── Supplied data

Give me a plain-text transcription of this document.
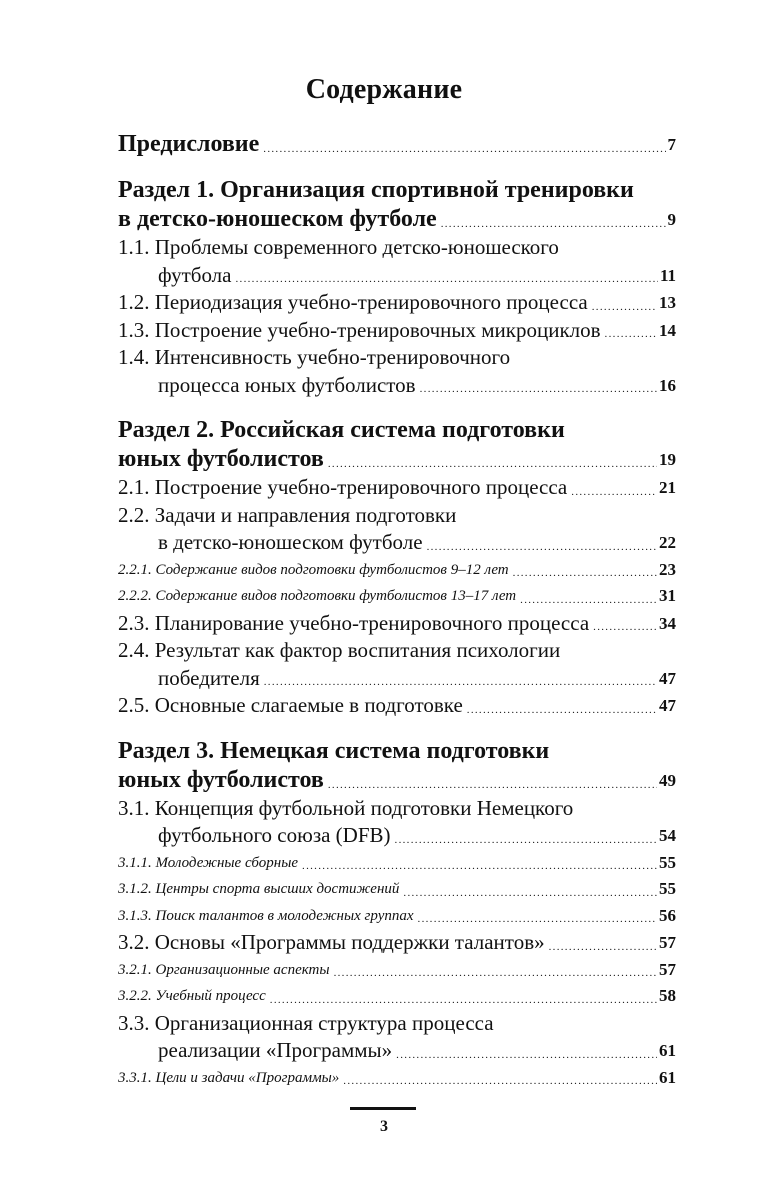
Содержание
Предисловие .....	7
Раздел 1. Организация спортивной тренировки
в детско-юношеском футболе .....	9
1.1. Проблемы современного детско-юношеского
футбола .....	11
1.2. Периодизация учебно-тренировочного процесса .....	13
1.3. Построение учебно-тренировочных микроциклов .....	14
1.4. Интенсивность учебно-тренировочного
процесса юных футболистов .....	16
Раздел 2. Российская система подготовки
юных футболистов .....	19
2.1. Построение учебно-тренировочного процесса .....	21
2.2. Задачи и направления подготовки
в детско-юношеском футболе .....	22
2.2.1. Содержание видов подготовки футболистов 9–12 лет .....	23
2.2.2. Содержание видов подготовки футболистов 13–17 лет .....	31
2.3. Планирование учебно-тренировочного процесса .....	34
2.4. Результат как фактор воспитания психологии
победителя .....	47
2.5. Основные слагаемые в подготовке .....	47
Раздел 3. Немецкая система подготовки
юных футболистов .....	49
3.1. Концепция футбольной подготовки Немецкого
футбольного союза (DFB) .....	54
3.1.1. Молодежные сборные .....	55
3.1.2. Центры спорта высших достижений .....	55
3.1.3. Поиск талантов в молодежных группах .....	56
3.2. Основы «Программы поддержки талантов» .....	57
3.2.1. Организационные аспекты .....	57
3.2.2. Учебный процесс .....	58
3.3. Организационная структура процесса
реализации «Программы» .....	61
3.3.1. Цели и задачи «Программы» .....	61
3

────

* [Work to do]: Locate and copy each line in the data above that includes the word "футболе".

* [Task response]:
в детско-юношеском футболе .....	9
в детско-юношеском футболе .....	22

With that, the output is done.